§ Job: Report how many lines contain the word "学校の提案", with no other text.

(Data excerpts)
>>>

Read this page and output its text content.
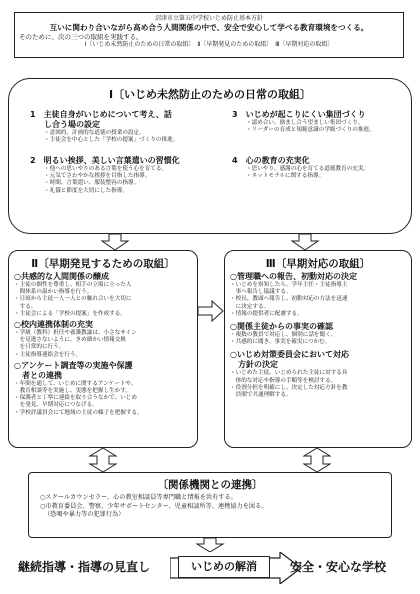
沼津市立第五中学校いじめ防止基本方針
互いに関わり合いながら高め合う人間関係の中で、安全で安心して学べる教育環境をつくる。
そのために、次の三つの取組を実践する。
Ⅰ〔いじめ未然防止のための日常の取組〕　Ⅱ〔早期発見のための取組〕　Ⅲ〔早期対応の取組〕
Ⅰ〔いじめ未然防止のための日常の取組〕
1　 主徒自身がいじめについて考え、話
し合う場の設定
・意図的、計画的な道徳の授業の設定。
・主徒会を中心とした「学校の提案」づくりの推進。
2　 明るい挨拶、美しい言葉遣いの習慣化
・他への思いやりのある言葉を使う心を育てる。
・元気でさわやかな挨拶を目指した指導。
・時間、言葉遣い、服装整容の指導。
・礼儀と節度を大切にした指導。
3　 いじめが起こりにくい集団づくり
・認め合い、励まし合う望ましい集団づくり。
・リーダーの育成と規範意識の学級づくりの推進。
4　 心の教育の充実化
・思いやり、感謝の心を育てる道徳教育の充実。
・ネットモラルに関する指導。
Ⅱ〔早期発見するための取組〕
○共感的な人間関係の醸成
・主徒の個性を尊重し、相手の立場に立った人
　間体系の温かい指導を行う。
・日頃から主徒一人一人との触れ合いを大切に
　する。
・主徒会による「学校の提案」を作成する。
○校内連携体制の充実
・学級（教科）担任や養護教諭は、小さなサイン
　を見逃さないように、きめ細かい情報交換
　を日常的に行う。
・主徒指導連絡会を行う。
○アンケート調査等の実施や保護
　者との連携
・年間を通して、いじめに関するアンケートや、
　教育相談等を実施し、実態を把握し生かす。
・保護者と丁寧に連絡を取り合うなかで、いじめ
　を発見、早期対応につなげる。
・学校評議員会にて地域の主徒の様子を把握する。
Ⅲ〔早期対応の取組〕
○管理職への報告、初動対応の決定
・いじめを察知したら、学年主任・主徒指導主
　事へ報告し協議する。
・校長、教頭へ報告し、初動対応の方法を迅速
　に決定する。
・情報の提供者に配慮する。
○関係主徒からの事実の確認
・複数の教員で対応し、個別に話を聞く。
・共感的に聞き、事実を確実につかむ。
○いじめ対策委員会において対応
　方針の決定
・いじめた主徒、いじめられた主徒に対する具
　体的な対応や指導の手順等を検討する。
・役割分担を明確にし、決定した対応方針を教
　員間で共通理解する。
〔関係機関との連携〕
○スクールカウンセラー、心の教室相談員等専門職と情報を共有する。
○市教育委員会、警察、少年サポートセンター、児童相談所等、連携協力を図る。
（恐喝や暴力等の犯罪行為）
継続指導・指導の見直し	いじめの解消	安全・安心な学校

<<<

§ Reply to the exercise: 2